##### Given data

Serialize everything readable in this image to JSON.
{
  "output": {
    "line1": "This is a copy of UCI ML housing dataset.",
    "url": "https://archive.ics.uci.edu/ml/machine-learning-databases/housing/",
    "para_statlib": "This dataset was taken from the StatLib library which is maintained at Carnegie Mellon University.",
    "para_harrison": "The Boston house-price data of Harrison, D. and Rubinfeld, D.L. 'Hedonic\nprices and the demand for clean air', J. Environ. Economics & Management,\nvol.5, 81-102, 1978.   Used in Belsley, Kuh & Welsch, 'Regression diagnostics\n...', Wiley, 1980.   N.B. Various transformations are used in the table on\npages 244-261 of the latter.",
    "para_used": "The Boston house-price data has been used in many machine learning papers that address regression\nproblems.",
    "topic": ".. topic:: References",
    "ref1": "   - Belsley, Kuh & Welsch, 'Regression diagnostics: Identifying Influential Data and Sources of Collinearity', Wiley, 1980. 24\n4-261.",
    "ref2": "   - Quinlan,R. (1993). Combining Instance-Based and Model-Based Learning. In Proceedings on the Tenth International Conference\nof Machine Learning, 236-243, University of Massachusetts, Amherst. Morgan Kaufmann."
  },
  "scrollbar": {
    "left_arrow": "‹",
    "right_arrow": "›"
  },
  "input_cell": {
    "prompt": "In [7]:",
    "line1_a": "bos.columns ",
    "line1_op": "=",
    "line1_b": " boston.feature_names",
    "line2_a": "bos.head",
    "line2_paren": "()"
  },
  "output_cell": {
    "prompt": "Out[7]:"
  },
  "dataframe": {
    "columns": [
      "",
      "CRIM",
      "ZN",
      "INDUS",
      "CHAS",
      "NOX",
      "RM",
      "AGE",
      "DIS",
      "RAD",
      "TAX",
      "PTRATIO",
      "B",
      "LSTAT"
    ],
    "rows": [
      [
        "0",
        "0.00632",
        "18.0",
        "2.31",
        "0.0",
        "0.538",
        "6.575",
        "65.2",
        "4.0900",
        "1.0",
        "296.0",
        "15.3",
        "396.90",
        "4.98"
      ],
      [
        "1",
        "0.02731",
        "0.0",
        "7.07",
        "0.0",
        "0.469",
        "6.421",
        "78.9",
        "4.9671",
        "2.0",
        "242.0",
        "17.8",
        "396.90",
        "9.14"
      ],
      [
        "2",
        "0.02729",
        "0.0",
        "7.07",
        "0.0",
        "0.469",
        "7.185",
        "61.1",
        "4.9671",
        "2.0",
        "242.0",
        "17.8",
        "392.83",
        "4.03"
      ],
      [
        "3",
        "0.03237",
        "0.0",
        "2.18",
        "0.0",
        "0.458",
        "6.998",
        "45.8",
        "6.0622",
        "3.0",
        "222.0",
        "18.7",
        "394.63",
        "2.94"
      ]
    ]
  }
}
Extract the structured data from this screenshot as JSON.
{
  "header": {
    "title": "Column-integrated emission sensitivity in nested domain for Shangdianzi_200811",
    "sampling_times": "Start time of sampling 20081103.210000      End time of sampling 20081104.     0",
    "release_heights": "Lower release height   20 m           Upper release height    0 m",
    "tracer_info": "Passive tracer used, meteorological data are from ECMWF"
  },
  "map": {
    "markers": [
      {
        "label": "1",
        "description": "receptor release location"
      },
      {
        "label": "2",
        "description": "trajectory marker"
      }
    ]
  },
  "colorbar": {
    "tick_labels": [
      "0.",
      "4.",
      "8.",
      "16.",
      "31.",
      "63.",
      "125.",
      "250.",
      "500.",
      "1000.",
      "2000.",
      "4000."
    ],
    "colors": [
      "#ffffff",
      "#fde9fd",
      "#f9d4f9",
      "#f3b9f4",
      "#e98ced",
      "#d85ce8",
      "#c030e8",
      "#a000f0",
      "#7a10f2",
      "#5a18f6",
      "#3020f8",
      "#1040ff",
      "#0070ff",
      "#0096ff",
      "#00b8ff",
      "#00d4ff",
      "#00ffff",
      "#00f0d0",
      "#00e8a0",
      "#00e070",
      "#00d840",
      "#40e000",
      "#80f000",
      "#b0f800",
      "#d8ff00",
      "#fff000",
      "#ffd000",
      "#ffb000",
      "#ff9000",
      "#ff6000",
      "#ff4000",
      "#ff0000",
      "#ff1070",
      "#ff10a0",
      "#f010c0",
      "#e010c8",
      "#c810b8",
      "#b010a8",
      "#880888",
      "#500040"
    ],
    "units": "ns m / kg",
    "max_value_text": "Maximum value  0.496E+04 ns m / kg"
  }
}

##########

## Aim
From the first line to the last, please quote the material above exactly.

## Solution for this exercise
Serialize everything readable in this image to JSON.
{
  "output": {
    "line1": "This is a copy of UCI ML housing dataset.",
    "url": "https://archive.ics.uci.edu/ml/machine-learning-databases/housing/",
    "para_statlib": "This dataset was taken from the StatLib library which is maintained at Carnegie Mellon University.",
    "para_harrison": "The Boston house-price data of Harrison, D. and Rubinfeld, D.L. 'Hedonic\nprices and the demand for clean air', J. Environ. Economics & Management,\nvol.5, 81-102, 1978.   Used in Belsley, Kuh & Welsch, 'Regression diagnostics\n...', Wiley, 1980.   N.B. Various transformations are used in the table on\npages 244-261 of the latter.",
    "para_used": "The Boston house-price data has been used in many machine learning papers that address regression\nproblems.",
    "topic": ".. topic:: References",
    "ref1": "   - Belsley, Kuh & Welsch, 'Regression diagnostics: Identifying Influential Data and Sources of Collinearity', Wiley, 1980. 24\n4-261.",
    "ref2": "   - Quinlan,R. (1993). Combining Instance-Based and Model-Based Learning. In Proceedings on the Tenth International Conference\nof Machine Learning, 236-243, University of Massachusetts, Amherst. Morgan Kaufmann."
  },
  "scrollbar": {
    "left_arrow": "‹",
    "right_arrow": "›"
  },
  "input_cell": {
    "prompt": "In [7]:",
    "line1_a": "bos.columns ",
    "line1_op": "=",
    "line1_b": " boston.feature_names",
    "line2_a": "bos.head",
    "line2_paren": "()"
  },
  "output_cell": {
    "prompt": "Out[7]:"
  },
  "dataframe": {
    "columns": [
      "",
      "CRIM",
      "ZN",
      "INDUS",
      "CHAS",
      "NOX",
      "RM",
      "AGE",
      "DIS",
      "RAD",
      "TAX",
      "PTRATIO",
      "B",
      "LSTAT"
    ],
    "rows": [
      [
        "0",
        "0.00632",
        "18.0",
        "2.31",
        "0.0",
        "0.538",
        "6.575",
        "65.2",
        "4.0900",
        "1.0",
        "296.0",
        "15.3",
        "396.90",
        "4.98"
      ],
      [
        "1",
        "0.02731",
        "0.0",
        "7.07",
        "0.0",
        "0.469",
        "6.421",
        "78.9",
        "4.9671",
        "2.0",
        "242.0",
        "17.8",
        "396.90",
        "9.14"
      ],
      [
        "2",
        "0.02729",
        "0.0",
        "7.07",
        "0.0",
        "0.469",
        "7.185",
        "61.1",
        "4.9671",
        "2.0",
        "242.0",
        "17.8",
        "392.83",
        "4.03"
      ],
      [
        "3",
        "0.03237",
        "0.0",
        "2.18",
        "0.0",
        "0.458",
        "6.998",
        "45.8",
        "6.0622",
        "3.0",
        "222.0",
        "18.7",
        "394.63",
        "2.94"
      ]
    ]
  }
}
Extract the structured data from this screenshot as JSON.
{
  "header": {
    "title": "Column-integrated emission sensitivity in nested domain for Shangdianzi_200811",
    "sampling_times": "Start time of sampling 20081103.210000      End time of sampling 20081104.     0",
    "release_heights": "Lower release height   20 m           Upper release height    0 m",
    "tracer_info": "Passive tracer used, meteorological data are from ECMWF"
  },
  "map": {
    "markers": [
      {
        "label": "1",
        "description": "receptor release location"
      },
      {
        "label": "2",
        "description": "trajectory marker"
      }
    ]
  },
  "colorbar": {
    "tick_labels": [
      "0.",
      "4.",
      "8.",
      "16.",
      "31.",
      "63.",
      "125.",
      "250.",
      "500.",
      "1000.",
      "2000.",
      "4000."
    ],
    "colors": [
      "#ffffff",
      "#fde9fd",
      "#f9d4f9",
      "#f3b9f4",
      "#e98ced",
      "#d85ce8",
      "#c030e8",
      "#a000f0",
      "#7a10f2",
      "#5a18f6",
      "#3020f8",
      "#1040ff",
      "#0070ff",
      "#0096ff",
      "#00b8ff",
      "#00d4ff",
      "#00ffff",
      "#00f0d0",
      "#00e8a0",
      "#00e070",
      "#00d840",
      "#40e000",
      "#80f000",
      "#b0f800",
      "#d8ff00",
      "#fff000",
      "#ffd000",
      "#ffb000",
      "#ff9000",
      "#ff6000",
      "#ff4000",
      "#ff0000",
      "#ff1070",
      "#ff10a0",
      "#f010c0",
      "#e010c8",
      "#c810b8",
      "#b010a8",
      "#880888",
      "#500040"
    ],
    "units": "ns m / kg",
    "max_value_text": "Maximum value  0.496E+04 ns m / kg"
  }
}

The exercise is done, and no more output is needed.